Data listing
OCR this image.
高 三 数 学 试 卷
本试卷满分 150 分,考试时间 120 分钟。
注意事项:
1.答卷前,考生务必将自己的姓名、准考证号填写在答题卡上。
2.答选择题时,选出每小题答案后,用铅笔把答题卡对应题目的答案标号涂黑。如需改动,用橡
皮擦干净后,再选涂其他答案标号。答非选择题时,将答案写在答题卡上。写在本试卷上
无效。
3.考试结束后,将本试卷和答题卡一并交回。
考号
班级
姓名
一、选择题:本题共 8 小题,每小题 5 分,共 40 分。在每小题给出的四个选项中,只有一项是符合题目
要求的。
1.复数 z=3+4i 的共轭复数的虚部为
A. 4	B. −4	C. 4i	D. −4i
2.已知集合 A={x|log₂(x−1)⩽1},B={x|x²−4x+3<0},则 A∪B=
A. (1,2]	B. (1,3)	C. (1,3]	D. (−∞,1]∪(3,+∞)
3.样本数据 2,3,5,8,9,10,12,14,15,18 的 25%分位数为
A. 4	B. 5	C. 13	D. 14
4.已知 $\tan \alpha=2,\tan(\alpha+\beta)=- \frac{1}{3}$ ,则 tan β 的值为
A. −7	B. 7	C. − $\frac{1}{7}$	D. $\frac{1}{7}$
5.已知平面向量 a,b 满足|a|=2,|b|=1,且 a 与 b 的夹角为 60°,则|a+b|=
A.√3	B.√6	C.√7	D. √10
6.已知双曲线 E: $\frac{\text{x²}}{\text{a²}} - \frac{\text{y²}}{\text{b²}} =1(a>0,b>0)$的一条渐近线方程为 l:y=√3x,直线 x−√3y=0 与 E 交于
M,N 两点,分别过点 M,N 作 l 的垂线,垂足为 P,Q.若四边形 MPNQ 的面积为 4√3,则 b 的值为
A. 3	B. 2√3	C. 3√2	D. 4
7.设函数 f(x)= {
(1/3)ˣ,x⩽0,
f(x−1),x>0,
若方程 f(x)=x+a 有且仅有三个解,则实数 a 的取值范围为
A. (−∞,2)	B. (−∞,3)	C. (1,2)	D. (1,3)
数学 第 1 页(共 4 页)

Aim — Out of the records, collect only those lines that contain the string "frac".

Output of the task —
4.已知 $\tan \alpha=2,\tan(\alpha+\beta)=- \frac{1}{3}$ ,则 tan β 的值为
A. −7	B. 7	C. − $\frac{1}{7}$	D. $\frac{1}{7}$
6.已知双曲线 E: $\frac{\text{x²}}{\text{a²}} - \frac{\text{y²}}{\text{b²}} =1(a>0,b>0)$的一条渐近线方程为 l:y=√3x,直线 x−√3y=0 与 E 交于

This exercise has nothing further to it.